Data supplied.
= = = = = = =
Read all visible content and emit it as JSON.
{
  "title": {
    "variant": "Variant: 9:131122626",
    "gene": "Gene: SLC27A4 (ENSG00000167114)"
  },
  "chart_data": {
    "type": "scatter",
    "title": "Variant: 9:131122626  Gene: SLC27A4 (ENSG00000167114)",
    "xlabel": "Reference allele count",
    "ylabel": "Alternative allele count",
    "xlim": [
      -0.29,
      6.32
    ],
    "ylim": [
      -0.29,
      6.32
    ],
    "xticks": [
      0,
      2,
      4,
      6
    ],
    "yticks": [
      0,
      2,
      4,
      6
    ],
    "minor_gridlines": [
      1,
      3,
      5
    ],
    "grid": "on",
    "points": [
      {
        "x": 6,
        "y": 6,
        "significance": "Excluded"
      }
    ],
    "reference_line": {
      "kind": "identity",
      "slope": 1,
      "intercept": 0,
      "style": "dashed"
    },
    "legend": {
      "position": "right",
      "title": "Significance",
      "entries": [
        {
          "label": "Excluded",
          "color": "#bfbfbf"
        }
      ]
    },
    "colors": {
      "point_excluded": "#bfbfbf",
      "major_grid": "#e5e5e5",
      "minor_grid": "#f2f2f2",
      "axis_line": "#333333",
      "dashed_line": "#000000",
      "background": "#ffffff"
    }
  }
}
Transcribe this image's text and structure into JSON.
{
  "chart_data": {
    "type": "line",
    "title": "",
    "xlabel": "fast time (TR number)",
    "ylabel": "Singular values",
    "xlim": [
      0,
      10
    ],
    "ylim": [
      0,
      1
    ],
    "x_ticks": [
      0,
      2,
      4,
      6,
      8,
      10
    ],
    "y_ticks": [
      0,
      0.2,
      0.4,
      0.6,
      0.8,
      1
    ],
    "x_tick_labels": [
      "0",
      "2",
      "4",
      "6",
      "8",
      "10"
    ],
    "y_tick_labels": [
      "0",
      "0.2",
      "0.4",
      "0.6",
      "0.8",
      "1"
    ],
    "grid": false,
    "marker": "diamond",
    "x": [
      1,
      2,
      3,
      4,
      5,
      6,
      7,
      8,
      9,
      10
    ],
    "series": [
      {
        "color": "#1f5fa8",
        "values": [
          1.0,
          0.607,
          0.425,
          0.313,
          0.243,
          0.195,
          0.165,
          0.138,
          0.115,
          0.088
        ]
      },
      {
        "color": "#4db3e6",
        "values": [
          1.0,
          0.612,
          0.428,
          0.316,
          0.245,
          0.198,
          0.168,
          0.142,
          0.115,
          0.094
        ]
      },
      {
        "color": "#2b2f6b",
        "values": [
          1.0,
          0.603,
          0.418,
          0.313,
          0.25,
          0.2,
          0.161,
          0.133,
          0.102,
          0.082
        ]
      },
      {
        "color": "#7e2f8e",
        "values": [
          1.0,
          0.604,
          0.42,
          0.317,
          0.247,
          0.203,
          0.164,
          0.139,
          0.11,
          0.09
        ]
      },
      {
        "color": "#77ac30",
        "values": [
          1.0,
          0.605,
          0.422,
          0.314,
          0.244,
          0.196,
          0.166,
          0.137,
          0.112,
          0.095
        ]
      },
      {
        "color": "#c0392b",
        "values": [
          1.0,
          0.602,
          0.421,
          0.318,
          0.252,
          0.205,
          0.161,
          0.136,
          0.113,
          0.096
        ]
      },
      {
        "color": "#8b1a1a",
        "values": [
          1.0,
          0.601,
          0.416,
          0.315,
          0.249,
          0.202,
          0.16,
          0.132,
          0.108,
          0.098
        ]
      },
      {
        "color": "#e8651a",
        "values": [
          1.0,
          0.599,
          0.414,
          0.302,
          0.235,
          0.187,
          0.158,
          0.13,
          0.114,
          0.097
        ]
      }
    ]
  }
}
= = = = = = =
Aim of the task. Return all of the entries word for word.

Solution for this problem.
Read all visible content and emit it as JSON.
{
  "title": {
    "variant": "Variant: 9:131122626",
    "gene": "Gene: SLC27A4 (ENSG00000167114)"
  },
  "chart_data": {
    "type": "scatter",
    "title": "Variant: 9:131122626  Gene: SLC27A4 (ENSG00000167114)",
    "xlabel": "Reference allele count",
    "ylabel": "Alternative allele count",
    "xlim": [
      -0.29,
      6.32
    ],
    "ylim": [
      -0.29,
      6.32
    ],
    "xticks": [
      0,
      2,
      4,
      6
    ],
    "yticks": [
      0,
      2,
      4,
      6
    ],
    "minor_gridlines": [
      1,
      3,
      5
    ],
    "grid": "on",
    "points": [
      {
        "x": 6,
        "y": 6,
        "significance": "Excluded"
      }
    ],
    "reference_line": {
      "kind": "identity",
      "slope": 1,
      "intercept": 0,
      "style": "dashed"
    },
    "legend": {
      "position": "right",
      "title": "Significance",
      "entries": [
        {
          "label": "Excluded",
          "color": "#bfbfbf"
        }
      ]
    },
    "colors": {
      "point_excluded": "#bfbfbf",
      "major_grid": "#e5e5e5",
      "minor_grid": "#f2f2f2",
      "axis_line": "#333333",
      "dashed_line": "#000000",
      "background": "#ffffff"
    }
  }
}
Transcribe this image's text and structure into JSON.
{
  "chart_data": {
    "type": "line",
    "title": "",
    "xlabel": "fast time (TR number)",
    "ylabel": "Singular values",
    "xlim": [
      0,
      10
    ],
    "ylim": [
      0,
      1
    ],
    "x_ticks": [
      0,
      2,
      4,
      6,
      8,
      10
    ],
    "y_ticks": [
      0,
      0.2,
      0.4,
      0.6,
      0.8,
      1
    ],
    "x_tick_labels": [
      "0",
      "2",
      "4",
      "6",
      "8",
      "10"
    ],
    "y_tick_labels": [
      "0",
      "0.2",
      "0.4",
      "0.6",
      "0.8",
      "1"
    ],
    "grid": false,
    "marker": "diamond",
    "x": [
      1,
      2,
      3,
      4,
      5,
      6,
      7,
      8,
      9,
      10
    ],
    "series": [
      {
        "color": "#1f5fa8",
        "values": [
          1.0,
          0.607,
          0.425,
          0.313,
          0.243,
          0.195,
          0.165,
          0.138,
          0.115,
          0.088
        ]
      },
      {
        "color": "#4db3e6",
        "values": [
          1.0,
          0.612,
          0.428,
          0.316,
          0.245,
          0.198,
          0.168,
          0.142,
          0.115,
          0.094
        ]
      },
      {
        "color": "#2b2f6b",
        "values": [
          1.0,
          0.603,
          0.418,
          0.313,
          0.25,
          0.2,
          0.161,
          0.133,
          0.102,
          0.082
        ]
      },
      {
        "color": "#7e2f8e",
        "values": [
          1.0,
          0.604,
          0.42,
          0.317,
          0.247,
          0.203,
          0.164,
          0.139,
          0.11,
          0.09
        ]
      },
      {
        "color": "#77ac30",
        "values": [
          1.0,
          0.605,
          0.422,
          0.314,
          0.244,
          0.196,
          0.166,
          0.137,
          0.112,
          0.095
        ]
      },
      {
        "color": "#c0392b",
        "values": [
          1.0,
          0.602,
          0.421,
          0.318,
          0.252,
          0.205,
          0.161,
          0.136,
          0.113,
          0.096
        ]
      },
      {
        "color": "#8b1a1a",
        "values": [
          1.0,
          0.601,
          0.416,
          0.315,
          0.249,
          0.202,
          0.16,
          0.132,
          0.108,
          0.098
        ]
      },
      {
        "color": "#e8651a",
        "values": [
          1.0,
          0.599,
          0.414,
          0.302,
          0.235,
          0.187,
          0.158,
          0.13,
          0.114,
          0.097
        ]
      }
    ]
  }
}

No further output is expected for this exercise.